* Objective *
In the data below, locate each line with the word "removed" and list it.

* Supplied material *
◆ ◆ ◆ ◆

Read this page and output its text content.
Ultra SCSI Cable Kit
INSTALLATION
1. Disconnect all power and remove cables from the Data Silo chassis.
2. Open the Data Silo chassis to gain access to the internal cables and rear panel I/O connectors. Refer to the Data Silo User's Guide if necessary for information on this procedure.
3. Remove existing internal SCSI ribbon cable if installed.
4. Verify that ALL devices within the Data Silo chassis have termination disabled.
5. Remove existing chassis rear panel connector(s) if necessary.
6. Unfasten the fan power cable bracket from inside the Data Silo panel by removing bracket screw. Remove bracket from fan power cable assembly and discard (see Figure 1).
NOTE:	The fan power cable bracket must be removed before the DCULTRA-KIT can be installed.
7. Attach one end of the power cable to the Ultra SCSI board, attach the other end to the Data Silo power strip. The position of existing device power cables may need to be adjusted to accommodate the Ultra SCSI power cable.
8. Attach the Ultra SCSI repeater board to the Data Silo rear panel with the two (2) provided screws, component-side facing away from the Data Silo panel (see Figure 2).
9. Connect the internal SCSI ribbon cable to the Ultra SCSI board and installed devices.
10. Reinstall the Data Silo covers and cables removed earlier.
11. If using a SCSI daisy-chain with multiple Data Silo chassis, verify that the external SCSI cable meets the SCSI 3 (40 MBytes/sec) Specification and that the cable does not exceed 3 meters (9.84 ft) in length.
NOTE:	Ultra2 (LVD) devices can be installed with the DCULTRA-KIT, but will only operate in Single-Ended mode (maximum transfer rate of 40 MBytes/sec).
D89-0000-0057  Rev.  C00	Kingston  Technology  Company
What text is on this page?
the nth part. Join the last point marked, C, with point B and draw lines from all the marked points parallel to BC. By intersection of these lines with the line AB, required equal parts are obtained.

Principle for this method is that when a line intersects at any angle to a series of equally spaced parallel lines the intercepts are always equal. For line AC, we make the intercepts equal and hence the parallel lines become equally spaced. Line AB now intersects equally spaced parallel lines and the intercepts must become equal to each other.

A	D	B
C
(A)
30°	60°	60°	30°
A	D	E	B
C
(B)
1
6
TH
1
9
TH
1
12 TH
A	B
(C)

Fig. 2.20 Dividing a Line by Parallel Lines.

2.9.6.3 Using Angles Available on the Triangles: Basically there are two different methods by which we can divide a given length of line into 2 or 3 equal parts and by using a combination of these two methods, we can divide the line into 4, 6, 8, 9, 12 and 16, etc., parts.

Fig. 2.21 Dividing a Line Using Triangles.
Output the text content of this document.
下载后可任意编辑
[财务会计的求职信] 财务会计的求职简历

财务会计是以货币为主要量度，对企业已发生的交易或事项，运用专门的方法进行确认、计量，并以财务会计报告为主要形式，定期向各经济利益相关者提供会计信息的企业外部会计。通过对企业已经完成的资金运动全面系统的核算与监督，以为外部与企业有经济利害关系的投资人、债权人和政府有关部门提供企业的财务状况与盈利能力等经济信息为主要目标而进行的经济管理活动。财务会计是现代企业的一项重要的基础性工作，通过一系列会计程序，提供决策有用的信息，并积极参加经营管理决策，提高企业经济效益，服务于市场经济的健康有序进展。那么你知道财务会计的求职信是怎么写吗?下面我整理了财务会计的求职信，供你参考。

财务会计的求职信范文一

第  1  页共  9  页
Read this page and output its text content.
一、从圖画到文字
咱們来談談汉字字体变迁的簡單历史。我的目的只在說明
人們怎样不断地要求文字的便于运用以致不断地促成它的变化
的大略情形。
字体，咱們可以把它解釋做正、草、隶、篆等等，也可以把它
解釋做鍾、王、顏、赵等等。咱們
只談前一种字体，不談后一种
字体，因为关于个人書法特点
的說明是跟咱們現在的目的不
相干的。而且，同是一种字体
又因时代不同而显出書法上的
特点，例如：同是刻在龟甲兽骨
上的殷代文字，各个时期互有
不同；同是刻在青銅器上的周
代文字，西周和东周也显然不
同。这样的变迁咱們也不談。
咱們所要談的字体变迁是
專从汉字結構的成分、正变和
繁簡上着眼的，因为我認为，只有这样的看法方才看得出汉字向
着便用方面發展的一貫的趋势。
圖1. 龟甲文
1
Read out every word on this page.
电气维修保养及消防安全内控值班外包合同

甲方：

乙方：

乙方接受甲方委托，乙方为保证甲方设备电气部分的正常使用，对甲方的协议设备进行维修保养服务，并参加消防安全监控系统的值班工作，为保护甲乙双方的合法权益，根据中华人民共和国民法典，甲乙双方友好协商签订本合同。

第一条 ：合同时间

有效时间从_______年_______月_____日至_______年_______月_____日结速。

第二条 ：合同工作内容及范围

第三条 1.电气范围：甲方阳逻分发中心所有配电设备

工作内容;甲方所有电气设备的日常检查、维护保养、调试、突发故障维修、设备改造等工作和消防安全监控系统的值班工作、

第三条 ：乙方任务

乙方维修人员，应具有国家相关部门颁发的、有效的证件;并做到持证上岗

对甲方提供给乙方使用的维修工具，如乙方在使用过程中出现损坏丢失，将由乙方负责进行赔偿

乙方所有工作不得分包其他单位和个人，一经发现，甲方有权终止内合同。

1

◆ ◆ ◆ ◆

* Solution to this problem *
NOTE:	The fan power cable bracket must be removed before the DCULTRA-KIT can be installed.
10. Reinstall the Data Silo covers and cables removed earlier.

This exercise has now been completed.